Data entries
⟨
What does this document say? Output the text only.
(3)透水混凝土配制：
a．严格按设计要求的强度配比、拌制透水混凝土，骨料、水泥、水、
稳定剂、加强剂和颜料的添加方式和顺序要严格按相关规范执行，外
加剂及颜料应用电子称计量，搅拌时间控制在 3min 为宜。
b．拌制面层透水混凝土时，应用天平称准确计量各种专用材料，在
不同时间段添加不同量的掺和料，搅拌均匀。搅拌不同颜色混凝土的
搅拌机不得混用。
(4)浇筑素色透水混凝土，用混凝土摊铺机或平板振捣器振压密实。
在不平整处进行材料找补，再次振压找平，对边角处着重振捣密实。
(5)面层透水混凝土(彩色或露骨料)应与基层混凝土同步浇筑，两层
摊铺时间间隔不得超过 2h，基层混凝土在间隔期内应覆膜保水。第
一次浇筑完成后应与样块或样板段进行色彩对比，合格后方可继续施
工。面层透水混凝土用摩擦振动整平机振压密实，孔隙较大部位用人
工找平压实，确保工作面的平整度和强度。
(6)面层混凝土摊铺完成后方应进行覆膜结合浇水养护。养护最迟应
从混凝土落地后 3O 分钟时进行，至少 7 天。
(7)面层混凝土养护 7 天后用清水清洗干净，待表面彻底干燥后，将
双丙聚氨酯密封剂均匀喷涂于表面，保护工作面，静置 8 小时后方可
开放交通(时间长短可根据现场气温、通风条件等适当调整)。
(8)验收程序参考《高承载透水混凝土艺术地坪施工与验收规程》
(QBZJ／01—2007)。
⟩
Task » Transcribe all entries exactly as they are given.

Result »
What does this document say? Output the text only.
(3)透水混凝土配制：
a．严格按设计要求的强度配比、拌制透水混凝土，骨料、水泥、水、
稳定剂、加强剂和颜料的添加方式和顺序要严格按相关规范执行，外
加剂及颜料应用电子称计量，搅拌时间控制在 3min 为宜。
b．拌制面层透水混凝土时，应用天平称准确计量各种专用材料，在
不同时间段添加不同量的掺和料，搅拌均匀。搅拌不同颜色混凝土的
搅拌机不得混用。
(4)浇筑素色透水混凝土，用混凝土摊铺机或平板振捣器振压密实。
在不平整处进行材料找补，再次振压找平，对边角处着重振捣密实。
(5)面层透水混凝土(彩色或露骨料)应与基层混凝土同步浇筑，两层
摊铺时间间隔不得超过 2h，基层混凝土在间隔期内应覆膜保水。第
一次浇筑完成后应与样块或样板段进行色彩对比，合格后方可继续施
工。面层透水混凝土用摩擦振动整平机振压密实，孔隙较大部位用人
工找平压实，确保工作面的平整度和强度。
(6)面层混凝土摊铺完成后方应进行覆膜结合浇水养护。养护最迟应
从混凝土落地后 3O 分钟时进行，至少 7 天。
(7)面层混凝土养护 7 天后用清水清洗干净，待表面彻底干燥后，将
双丙聚氨酯密封剂均匀喷涂于表面，保护工作面，静置 8 小时后方可
开放交通(时间长短可根据现场气温、通风条件等适当调整)。
(8)验收程序参考《高承载透水混凝土艺术地坪施工与验收规程》
(QBZJ／01—2007)。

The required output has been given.